Data records:
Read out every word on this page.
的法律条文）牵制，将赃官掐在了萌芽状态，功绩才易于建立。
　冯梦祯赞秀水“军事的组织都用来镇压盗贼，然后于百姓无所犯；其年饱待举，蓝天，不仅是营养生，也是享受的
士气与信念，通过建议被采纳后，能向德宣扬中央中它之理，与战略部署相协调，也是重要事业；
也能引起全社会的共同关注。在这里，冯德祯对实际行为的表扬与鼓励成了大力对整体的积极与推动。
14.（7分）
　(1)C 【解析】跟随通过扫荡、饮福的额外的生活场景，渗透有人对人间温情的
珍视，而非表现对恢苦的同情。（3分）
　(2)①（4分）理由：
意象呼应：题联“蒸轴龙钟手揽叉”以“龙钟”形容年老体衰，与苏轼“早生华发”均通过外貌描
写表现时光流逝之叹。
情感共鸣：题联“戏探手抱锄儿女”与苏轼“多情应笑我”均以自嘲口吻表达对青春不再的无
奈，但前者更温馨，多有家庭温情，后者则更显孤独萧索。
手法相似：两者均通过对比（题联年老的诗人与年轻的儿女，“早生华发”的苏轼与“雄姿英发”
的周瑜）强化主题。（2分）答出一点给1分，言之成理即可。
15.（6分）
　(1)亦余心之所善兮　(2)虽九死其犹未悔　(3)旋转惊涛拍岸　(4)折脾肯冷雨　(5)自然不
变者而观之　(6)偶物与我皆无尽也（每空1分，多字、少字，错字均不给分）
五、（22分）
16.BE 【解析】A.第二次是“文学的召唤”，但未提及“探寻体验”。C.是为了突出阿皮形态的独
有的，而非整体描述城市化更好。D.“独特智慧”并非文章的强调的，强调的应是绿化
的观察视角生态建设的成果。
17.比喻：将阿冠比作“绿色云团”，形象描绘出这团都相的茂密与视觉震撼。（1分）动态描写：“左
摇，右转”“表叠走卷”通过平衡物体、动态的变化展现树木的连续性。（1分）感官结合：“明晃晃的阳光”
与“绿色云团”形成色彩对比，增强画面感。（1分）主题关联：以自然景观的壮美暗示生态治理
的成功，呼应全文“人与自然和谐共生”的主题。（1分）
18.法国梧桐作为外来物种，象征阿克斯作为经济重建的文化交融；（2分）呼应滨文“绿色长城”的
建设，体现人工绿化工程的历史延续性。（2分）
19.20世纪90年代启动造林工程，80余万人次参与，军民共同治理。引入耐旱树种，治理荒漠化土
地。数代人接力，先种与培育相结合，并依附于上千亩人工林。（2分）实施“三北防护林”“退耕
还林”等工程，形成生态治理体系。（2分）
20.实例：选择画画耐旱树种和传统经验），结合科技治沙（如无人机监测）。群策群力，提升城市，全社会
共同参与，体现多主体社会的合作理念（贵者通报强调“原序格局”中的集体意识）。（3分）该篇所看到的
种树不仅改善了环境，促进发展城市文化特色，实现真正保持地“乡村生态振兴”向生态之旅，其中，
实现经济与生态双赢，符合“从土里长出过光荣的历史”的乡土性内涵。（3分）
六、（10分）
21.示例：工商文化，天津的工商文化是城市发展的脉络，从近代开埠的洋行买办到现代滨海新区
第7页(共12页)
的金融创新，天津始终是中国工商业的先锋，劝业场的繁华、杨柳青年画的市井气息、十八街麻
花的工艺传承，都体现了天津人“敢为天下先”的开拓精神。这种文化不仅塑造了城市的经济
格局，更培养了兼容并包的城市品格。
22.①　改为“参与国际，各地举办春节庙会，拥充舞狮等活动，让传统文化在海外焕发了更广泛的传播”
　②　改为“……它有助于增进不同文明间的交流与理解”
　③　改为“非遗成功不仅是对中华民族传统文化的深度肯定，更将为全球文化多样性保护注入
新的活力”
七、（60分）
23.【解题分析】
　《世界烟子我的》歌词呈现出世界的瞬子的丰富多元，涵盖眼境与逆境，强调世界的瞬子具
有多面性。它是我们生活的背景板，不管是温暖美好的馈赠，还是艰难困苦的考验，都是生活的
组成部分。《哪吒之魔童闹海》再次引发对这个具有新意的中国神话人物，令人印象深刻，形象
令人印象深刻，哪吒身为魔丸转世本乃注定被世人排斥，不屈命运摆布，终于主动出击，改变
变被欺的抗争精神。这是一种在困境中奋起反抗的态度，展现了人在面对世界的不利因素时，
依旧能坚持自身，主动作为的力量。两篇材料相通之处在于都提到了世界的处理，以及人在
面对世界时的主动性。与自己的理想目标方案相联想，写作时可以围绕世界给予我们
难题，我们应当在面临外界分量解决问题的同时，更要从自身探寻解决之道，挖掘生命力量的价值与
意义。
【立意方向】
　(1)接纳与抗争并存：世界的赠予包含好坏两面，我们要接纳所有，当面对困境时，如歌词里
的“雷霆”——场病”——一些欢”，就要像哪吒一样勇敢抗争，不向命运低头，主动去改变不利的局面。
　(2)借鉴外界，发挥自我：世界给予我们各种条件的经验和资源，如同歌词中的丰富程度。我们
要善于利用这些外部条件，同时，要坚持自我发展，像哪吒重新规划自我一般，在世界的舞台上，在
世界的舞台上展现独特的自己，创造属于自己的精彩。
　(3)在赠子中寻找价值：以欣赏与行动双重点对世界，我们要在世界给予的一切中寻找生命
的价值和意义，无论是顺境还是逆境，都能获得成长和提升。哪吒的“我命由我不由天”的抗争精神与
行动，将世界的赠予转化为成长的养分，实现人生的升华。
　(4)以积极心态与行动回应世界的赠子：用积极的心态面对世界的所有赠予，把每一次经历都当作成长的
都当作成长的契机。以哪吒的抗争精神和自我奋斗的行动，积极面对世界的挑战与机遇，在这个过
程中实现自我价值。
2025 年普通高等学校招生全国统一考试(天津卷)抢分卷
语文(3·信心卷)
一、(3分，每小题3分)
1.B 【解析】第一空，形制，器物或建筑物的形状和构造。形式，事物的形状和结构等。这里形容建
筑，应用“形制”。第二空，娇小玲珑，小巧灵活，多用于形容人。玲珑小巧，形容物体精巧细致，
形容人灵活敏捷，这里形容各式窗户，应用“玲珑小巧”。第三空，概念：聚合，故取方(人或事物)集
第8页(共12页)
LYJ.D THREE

# Your goal
Each line that holds the word "早生华发" is to be copied.

# Output for this task
意象呼应：题联“蒸轴龙钟手揽叉”以“龙钟”形容年老体衰，与苏轼“早生华发”均通过外貌描
手法相似：两者均通过对比（题联年老的诗人与年轻的儿女，“早生华发”的苏轼与“雄姿英发”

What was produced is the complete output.